- Exercise aim: Leaving out all images, write out the records that follow exactly.
______________________________
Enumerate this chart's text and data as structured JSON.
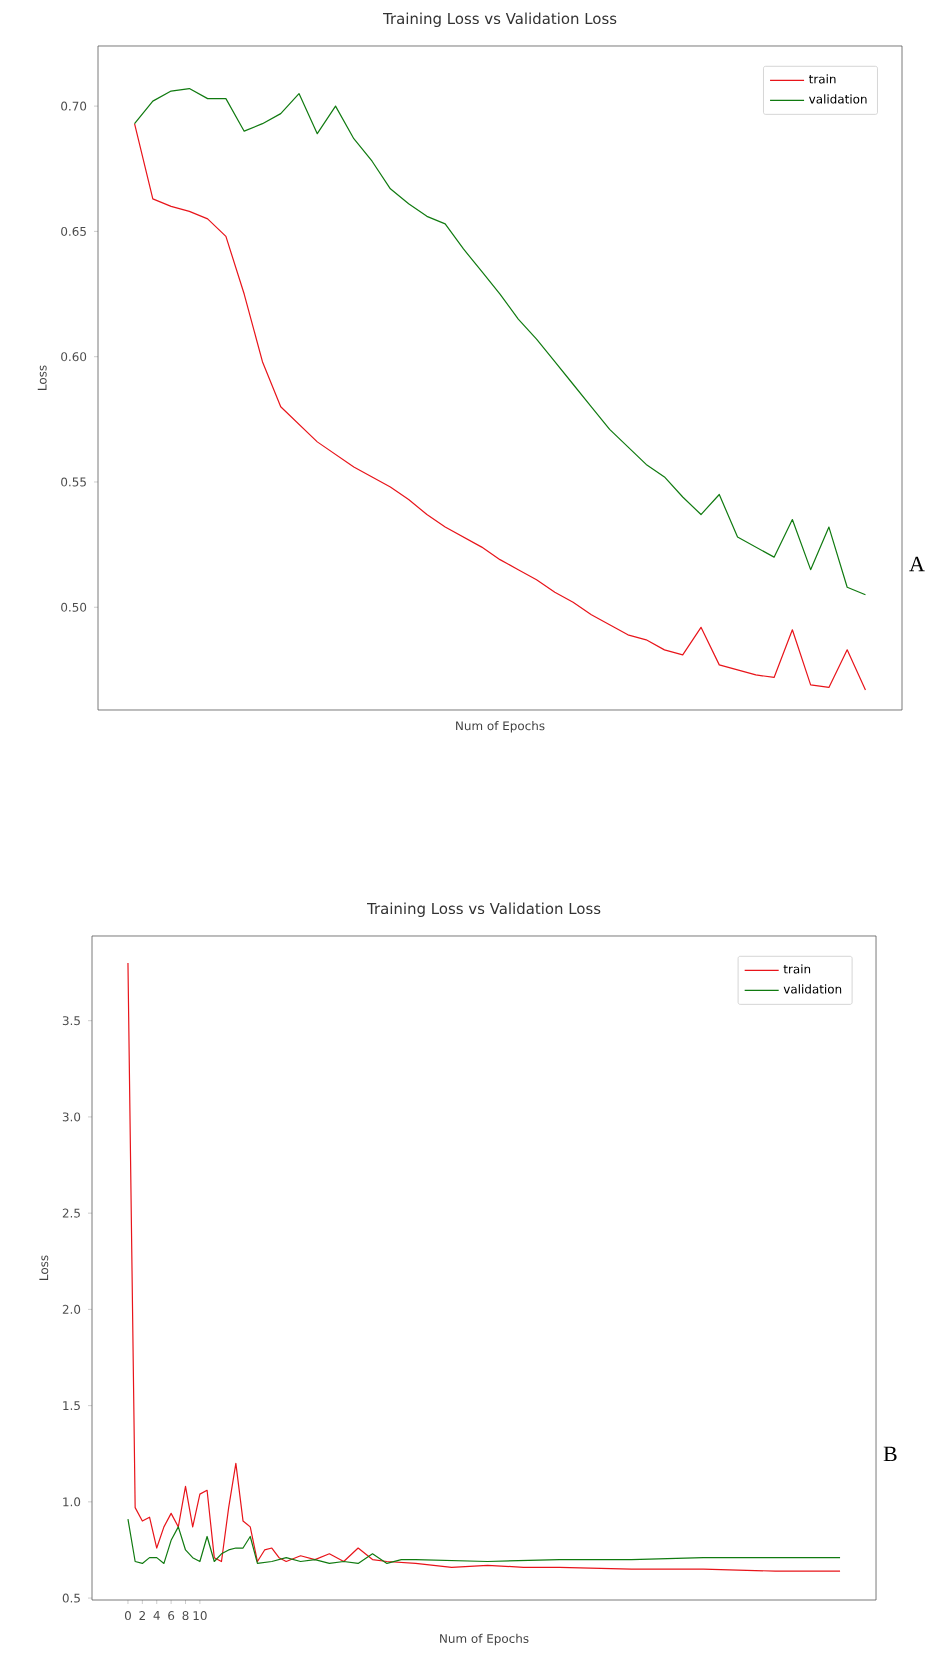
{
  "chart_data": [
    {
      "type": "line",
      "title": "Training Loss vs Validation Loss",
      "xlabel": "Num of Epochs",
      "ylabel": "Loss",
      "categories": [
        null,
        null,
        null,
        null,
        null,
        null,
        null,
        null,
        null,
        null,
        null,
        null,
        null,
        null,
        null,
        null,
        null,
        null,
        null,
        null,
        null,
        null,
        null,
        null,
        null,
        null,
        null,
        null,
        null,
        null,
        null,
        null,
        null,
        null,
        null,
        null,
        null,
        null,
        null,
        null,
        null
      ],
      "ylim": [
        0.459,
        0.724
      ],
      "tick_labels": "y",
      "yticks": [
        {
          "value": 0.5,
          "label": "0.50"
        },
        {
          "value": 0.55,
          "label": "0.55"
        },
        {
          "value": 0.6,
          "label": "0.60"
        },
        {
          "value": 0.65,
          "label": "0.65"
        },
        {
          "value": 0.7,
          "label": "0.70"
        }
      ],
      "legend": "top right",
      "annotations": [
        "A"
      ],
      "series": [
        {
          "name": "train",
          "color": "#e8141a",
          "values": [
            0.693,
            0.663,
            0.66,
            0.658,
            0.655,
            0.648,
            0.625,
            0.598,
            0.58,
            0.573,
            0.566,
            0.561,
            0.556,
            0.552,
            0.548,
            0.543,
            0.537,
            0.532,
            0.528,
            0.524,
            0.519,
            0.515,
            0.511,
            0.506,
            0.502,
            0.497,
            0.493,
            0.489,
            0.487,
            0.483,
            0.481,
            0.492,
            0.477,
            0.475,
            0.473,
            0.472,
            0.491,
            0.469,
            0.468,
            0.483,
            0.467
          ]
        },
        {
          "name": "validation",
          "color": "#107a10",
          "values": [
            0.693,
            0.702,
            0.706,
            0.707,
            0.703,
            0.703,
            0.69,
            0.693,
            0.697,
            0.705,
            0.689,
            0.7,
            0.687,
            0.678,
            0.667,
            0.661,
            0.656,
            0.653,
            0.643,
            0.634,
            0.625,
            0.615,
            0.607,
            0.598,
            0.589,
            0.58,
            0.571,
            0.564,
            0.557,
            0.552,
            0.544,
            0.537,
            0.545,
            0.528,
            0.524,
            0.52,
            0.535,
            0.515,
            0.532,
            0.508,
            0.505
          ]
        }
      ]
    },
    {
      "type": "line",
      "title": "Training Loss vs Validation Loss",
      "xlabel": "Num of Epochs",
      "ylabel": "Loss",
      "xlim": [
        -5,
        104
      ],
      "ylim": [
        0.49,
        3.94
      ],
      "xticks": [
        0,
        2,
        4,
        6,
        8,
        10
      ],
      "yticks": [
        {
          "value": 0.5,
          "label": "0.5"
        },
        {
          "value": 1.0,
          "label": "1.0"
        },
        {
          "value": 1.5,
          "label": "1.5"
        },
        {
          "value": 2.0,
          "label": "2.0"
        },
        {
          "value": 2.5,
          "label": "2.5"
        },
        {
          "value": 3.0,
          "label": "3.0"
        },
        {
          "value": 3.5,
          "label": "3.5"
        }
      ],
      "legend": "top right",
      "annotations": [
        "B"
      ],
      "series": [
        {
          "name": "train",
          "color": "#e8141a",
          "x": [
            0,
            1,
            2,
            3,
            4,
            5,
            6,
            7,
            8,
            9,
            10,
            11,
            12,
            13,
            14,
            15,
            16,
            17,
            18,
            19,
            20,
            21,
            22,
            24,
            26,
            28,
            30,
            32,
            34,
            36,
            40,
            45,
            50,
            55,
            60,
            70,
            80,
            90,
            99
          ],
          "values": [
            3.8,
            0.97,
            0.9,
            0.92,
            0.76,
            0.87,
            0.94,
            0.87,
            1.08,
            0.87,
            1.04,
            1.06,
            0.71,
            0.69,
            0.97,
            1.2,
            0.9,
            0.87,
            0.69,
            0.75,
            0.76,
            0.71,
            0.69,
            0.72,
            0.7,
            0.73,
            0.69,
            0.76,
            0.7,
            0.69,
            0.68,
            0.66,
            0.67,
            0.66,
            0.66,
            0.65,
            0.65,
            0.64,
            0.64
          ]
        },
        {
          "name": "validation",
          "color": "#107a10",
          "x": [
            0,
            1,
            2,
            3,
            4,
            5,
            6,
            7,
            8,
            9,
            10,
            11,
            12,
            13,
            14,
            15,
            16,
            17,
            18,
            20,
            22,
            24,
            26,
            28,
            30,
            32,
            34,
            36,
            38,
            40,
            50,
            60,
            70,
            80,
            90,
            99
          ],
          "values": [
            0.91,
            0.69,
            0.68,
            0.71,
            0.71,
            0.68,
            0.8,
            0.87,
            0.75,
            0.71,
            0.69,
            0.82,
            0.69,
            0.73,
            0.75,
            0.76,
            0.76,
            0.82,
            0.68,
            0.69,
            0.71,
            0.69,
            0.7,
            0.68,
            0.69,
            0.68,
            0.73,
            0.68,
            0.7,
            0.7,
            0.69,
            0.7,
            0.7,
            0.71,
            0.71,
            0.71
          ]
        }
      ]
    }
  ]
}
______________________________
- Correct result:
Enumerate this chart's text and data as structured JSON.
{
  "chart_data": [
    {
      "type": "line",
      "title": "Training Loss vs Validation Loss",
      "xlabel": "Num of Epochs",
      "ylabel": "Loss",
      "categories": [
        null,
        null,
        null,
        null,
        null,
        null,
        null,
        null,
        null,
        null,
        null,
        null,
        null,
        null,
        null,
        null,
        null,
        null,
        null,
        null,
        null,
        null,
        null,
        null,
        null,
        null,
        null,
        null,
        null,
        null,
        null,
        null,
        null,
        null,
        null,
        null,
        null,
        null,
        null,
        null,
        null
      ],
      "ylim": [
        0.459,
        0.724
      ],
      "tick_labels": "y",
      "yticks": [
        {
          "value": 0.5,
          "label": "0.50"
        },
        {
          "value": 0.55,
          "label": "0.55"
        },
        {
          "value": 0.6,
          "label": "0.60"
        },
        {
          "value": 0.65,
          "label": "0.65"
        },
        {
          "value": 0.7,
          "label": "0.70"
        }
      ],
      "legend": "top right",
      "annotations": [
        "A"
      ],
      "series": [
        {
          "name": "train",
          "color": "#e8141a",
          "values": [
            0.693,
            0.663,
            0.66,
            0.658,
            0.655,
            0.648,
            0.625,
            0.598,
            0.58,
            0.573,
            0.566,
            0.561,
            0.556,
            0.552,
            0.548,
            0.543,
            0.537,
            0.532,
            0.528,
            0.524,
            0.519,
            0.515,
            0.511,
            0.506,
            0.502,
            0.497,
            0.493,
            0.489,
            0.487,
            0.483,
            0.481,
            0.492,
            0.477,
            0.475,
            0.473,
            0.472,
            0.491,
            0.469,
            0.468,
            0.483,
            0.467
          ]
        },
        {
          "name": "validation",
          "color": "#107a10",
          "values": [
            0.693,
            0.702,
            0.706,
            0.707,
            0.703,
            0.703,
            0.69,
            0.693,
            0.697,
            0.705,
            0.689,
            0.7,
            0.687,
            0.678,
            0.667,
            0.661,
            0.656,
            0.653,
            0.643,
            0.634,
            0.625,
            0.615,
            0.607,
            0.598,
            0.589,
            0.58,
            0.571,
            0.564,
            0.557,
            0.552,
            0.544,
            0.537,
            0.545,
            0.528,
            0.524,
            0.52,
            0.535,
            0.515,
            0.532,
            0.508,
            0.505
          ]
        }
      ]
    },
    {
      "type": "line",
      "title": "Training Loss vs Validation Loss",
      "xlabel": "Num of Epochs",
      "ylabel": "Loss",
      "xlim": [
        -5,
        104
      ],
      "ylim": [
        0.49,
        3.94
      ],
      "xticks": [
        0,
        2,
        4,
        6,
        8,
        10
      ],
      "yticks": [
        {
          "value": 0.5,
          "label": "0.5"
        },
        {
          "value": 1.0,
          "label": "1.0"
        },
        {
          "value": 1.5,
          "label": "1.5"
        },
        {
          "value": 2.0,
          "label": "2.0"
        },
        {
          "value": 2.5,
          "label": "2.5"
        },
        {
          "value": 3.0,
          "label": "3.0"
        },
        {
          "value": 3.5,
          "label": "3.5"
        }
      ],
      "legend": "top right",
      "annotations": [
        "B"
      ],
      "series": [
        {
          "name": "train",
          "color": "#e8141a",
          "x": [
            0,
            1,
            2,
            3,
            4,
            5,
            6,
            7,
            8,
            9,
            10,
            11,
            12,
            13,
            14,
            15,
            16,
            17,
            18,
            19,
            20,
            21,
            22,
            24,
            26,
            28,
            30,
            32,
            34,
            36,
            40,
            45,
            50,
            55,
            60,
            70,
            80,
            90,
            99
          ],
          "values": [
            3.8,
            0.97,
            0.9,
            0.92,
            0.76,
            0.87,
            0.94,
            0.87,
            1.08,
            0.87,
            1.04,
            1.06,
            0.71,
            0.69,
            0.97,
            1.2,
            0.9,
            0.87,
            0.69,
            0.75,
            0.76,
            0.71,
            0.69,
            0.72,
            0.7,
            0.73,
            0.69,
            0.76,
            0.7,
            0.69,
            0.68,
            0.66,
            0.67,
            0.66,
            0.66,
            0.65,
            0.65,
            0.64,
            0.64
          ]
        },
        {
          "name": "validation",
          "color": "#107a10",
          "x": [
            0,
            1,
            2,
            3,
            4,
            5,
            6,
            7,
            8,
            9,
            10,
            11,
            12,
            13,
            14,
            15,
            16,
            17,
            18,
            20,
            22,
            24,
            26,
            28,
            30,
            32,
            34,
            36,
            38,
            40,
            50,
            60,
            70,
            80,
            90,
            99
          ],
          "values": [
            0.91,
            0.69,
            0.68,
            0.71,
            0.71,
            0.68,
            0.8,
            0.87,
            0.75,
            0.71,
            0.69,
            0.82,
            0.69,
            0.73,
            0.75,
            0.76,
            0.76,
            0.82,
            0.68,
            0.69,
            0.71,
            0.69,
            0.7,
            0.68,
            0.69,
            0.68,
            0.73,
            0.68,
            0.7,
            0.7,
            0.69,
            0.7,
            0.7,
            0.71,
            0.71,
            0.71
          ]
        }
      ]
    }
  ]
}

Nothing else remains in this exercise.